(begin)

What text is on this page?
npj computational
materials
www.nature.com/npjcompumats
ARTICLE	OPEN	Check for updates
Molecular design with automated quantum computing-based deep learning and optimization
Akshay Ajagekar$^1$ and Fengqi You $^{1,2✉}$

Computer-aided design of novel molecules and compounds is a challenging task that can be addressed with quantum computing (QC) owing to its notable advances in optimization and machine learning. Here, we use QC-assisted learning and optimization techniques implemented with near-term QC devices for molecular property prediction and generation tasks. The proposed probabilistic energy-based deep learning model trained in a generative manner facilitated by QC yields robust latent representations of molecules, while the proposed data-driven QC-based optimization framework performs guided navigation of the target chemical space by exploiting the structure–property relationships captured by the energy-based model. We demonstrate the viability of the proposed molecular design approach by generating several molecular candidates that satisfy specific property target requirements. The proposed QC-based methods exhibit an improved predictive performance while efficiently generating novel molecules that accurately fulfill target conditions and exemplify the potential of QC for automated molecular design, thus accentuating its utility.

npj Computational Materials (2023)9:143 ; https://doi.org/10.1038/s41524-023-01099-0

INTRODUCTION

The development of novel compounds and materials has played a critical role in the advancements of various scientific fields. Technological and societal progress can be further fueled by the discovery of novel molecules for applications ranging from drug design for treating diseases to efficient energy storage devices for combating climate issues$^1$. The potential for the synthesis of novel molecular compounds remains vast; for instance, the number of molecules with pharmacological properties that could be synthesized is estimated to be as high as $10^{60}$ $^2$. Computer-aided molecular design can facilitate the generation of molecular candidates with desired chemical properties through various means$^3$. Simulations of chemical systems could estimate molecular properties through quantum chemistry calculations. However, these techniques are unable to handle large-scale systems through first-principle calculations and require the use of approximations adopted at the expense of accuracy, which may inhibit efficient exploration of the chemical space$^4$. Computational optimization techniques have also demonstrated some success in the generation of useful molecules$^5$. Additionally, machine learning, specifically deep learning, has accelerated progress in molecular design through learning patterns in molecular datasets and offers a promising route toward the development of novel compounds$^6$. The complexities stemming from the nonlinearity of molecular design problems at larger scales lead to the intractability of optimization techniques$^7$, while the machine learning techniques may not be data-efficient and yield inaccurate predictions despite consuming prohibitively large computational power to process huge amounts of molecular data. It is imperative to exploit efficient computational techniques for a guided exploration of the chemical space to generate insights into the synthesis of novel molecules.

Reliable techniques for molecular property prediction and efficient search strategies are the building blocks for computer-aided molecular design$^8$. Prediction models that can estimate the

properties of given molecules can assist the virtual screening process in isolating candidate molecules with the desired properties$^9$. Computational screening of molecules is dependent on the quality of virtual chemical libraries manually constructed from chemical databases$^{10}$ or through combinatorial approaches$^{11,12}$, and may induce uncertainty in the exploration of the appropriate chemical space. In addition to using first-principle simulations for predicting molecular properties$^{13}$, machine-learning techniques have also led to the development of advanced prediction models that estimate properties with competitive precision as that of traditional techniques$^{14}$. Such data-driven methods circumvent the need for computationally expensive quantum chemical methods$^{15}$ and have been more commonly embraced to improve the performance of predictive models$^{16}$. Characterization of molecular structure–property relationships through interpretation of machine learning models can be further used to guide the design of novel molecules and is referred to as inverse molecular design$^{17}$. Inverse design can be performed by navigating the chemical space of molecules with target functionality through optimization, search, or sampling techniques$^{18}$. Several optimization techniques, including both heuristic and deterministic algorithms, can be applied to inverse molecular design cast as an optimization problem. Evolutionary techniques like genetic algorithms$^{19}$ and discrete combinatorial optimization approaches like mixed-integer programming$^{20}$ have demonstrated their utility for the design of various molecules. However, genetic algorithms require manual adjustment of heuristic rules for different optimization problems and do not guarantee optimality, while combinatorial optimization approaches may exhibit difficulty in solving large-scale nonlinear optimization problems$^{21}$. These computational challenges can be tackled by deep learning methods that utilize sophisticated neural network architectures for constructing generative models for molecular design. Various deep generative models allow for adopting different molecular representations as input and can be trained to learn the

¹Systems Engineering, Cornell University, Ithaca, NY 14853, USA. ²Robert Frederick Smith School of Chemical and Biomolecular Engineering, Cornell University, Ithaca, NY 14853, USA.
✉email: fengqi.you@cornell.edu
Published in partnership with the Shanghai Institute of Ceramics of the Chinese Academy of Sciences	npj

(end)

Your objective — Using the exact wording, write out all of the records.

Reply to the exercise —
What text is on this page?
npj computational
materials
www.nature.com/npjcompumats
ARTICLE	OPEN	Check for updates
Molecular design with automated quantum computing-based deep learning and optimization
Akshay Ajagekar$^1$ and Fengqi You $^{1,2✉}$

Computer-aided design of novel molecules and compounds is a challenging task that can be addressed with quantum computing (QC) owing to its notable advances in optimization and machine learning. Here, we use QC-assisted learning and optimization techniques implemented with near-term QC devices for molecular property prediction and generation tasks. The proposed probabilistic energy-based deep learning model trained in a generative manner facilitated by QC yields robust latent representations of molecules, while the proposed data-driven QC-based optimization framework performs guided navigation of the target chemical space by exploiting the structure–property relationships captured by the energy-based model. We demonstrate the viability of the proposed molecular design approach by generating several molecular candidates that satisfy specific property target requirements. The proposed QC-based methods exhibit an improved predictive performance while efficiently generating novel molecules that accurately fulfill target conditions and exemplify the potential of QC for automated molecular design, thus accentuating its utility.

npj Computational Materials (2023)9:143 ; https://doi.org/10.1038/s41524-023-01099-0

INTRODUCTION

The development of novel compounds and materials has played a critical role in the advancements of various scientific fields. Technological and societal progress can be further fueled by the discovery of novel molecules for applications ranging from drug design for treating diseases to efficient energy storage devices for combating climate issues$^1$. The potential for the synthesis of novel molecular compounds remains vast; for instance, the number of molecules with pharmacological properties that could be synthesized is estimated to be as high as $10^{60}$ $^2$. Computer-aided molecular design can facilitate the generation of molecular candidates with desired chemical properties through various means$^3$. Simulations of chemical systems could estimate molecular properties through quantum chemistry calculations. However, these techniques are unable to handle large-scale systems through first-principle calculations and require the use of approximations adopted at the expense of accuracy, which may inhibit efficient exploration of the chemical space$^4$. Computational optimization techniques have also demonstrated some success in the generation of useful molecules$^5$. Additionally, machine learning, specifically deep learning, has accelerated progress in molecular design through learning patterns in molecular datasets and offers a promising route toward the development of novel compounds$^6$. The complexities stemming from the nonlinearity of molecular design problems at larger scales lead to the intractability of optimization techniques$^7$, while the machine learning techniques may not be data-efficient and yield inaccurate predictions despite consuming prohibitively large computational power to process huge amounts of molecular data. It is imperative to exploit efficient computational techniques for a guided exploration of the chemical space to generate insights into the synthesis of novel molecules.

Reliable techniques for molecular property prediction and efficient search strategies are the building blocks for computer-aided molecular design$^8$. Prediction models that can estimate the

properties of given molecules can assist the virtual screening process in isolating candidate molecules with the desired properties$^9$. Computational screening of molecules is dependent on the quality of virtual chemical libraries manually constructed from chemical databases$^{10}$ or through combinatorial approaches$^{11,12}$, and may induce uncertainty in the exploration of the appropriate chemical space. In addition to using first-principle simulations for predicting molecular properties$^{13}$, machine-learning techniques have also led to the development of advanced prediction models that estimate properties with competitive precision as that of traditional techniques$^{14}$. Such data-driven methods circumvent the need for computationally expensive quantum chemical methods$^{15}$ and have been more commonly embraced to improve the performance of predictive models$^{16}$. Characterization of molecular structure–property relationships through interpretation of machine learning models can be further used to guide the design of novel molecules and is referred to as inverse molecular design$^{17}$. Inverse design can be performed by navigating the chemical space of molecules with target functionality through optimization, search, or sampling techniques$^{18}$. Several optimization techniques, including both heuristic and deterministic algorithms, can be applied to inverse molecular design cast as an optimization problem. Evolutionary techniques like genetic algorithms$^{19}$ and discrete combinatorial optimization approaches like mixed-integer programming$^{20}$ have demonstrated their utility for the design of various molecules. However, genetic algorithms require manual adjustment of heuristic rules for different optimization problems and do not guarantee optimality, while combinatorial optimization approaches may exhibit difficulty in solving large-scale nonlinear optimization problems$^{21}$. These computational challenges can be tackled by deep learning methods that utilize sophisticated neural network architectures for constructing generative models for molecular design. Various deep generative models allow for adopting different molecular representations as input and can be trained to learn the

¹Systems Engineering, Cornell University, Ithaca, NY 14853, USA. ²Robert Frederick Smith School of Chemical and Biomolecular Engineering, Cornell University, Ithaca, NY 14853, USA.
✉email: fengqi.you@cornell.edu
Published in partnership with the Shanghai Institute of Ceramics of the Chinese Academy of Sciences	npj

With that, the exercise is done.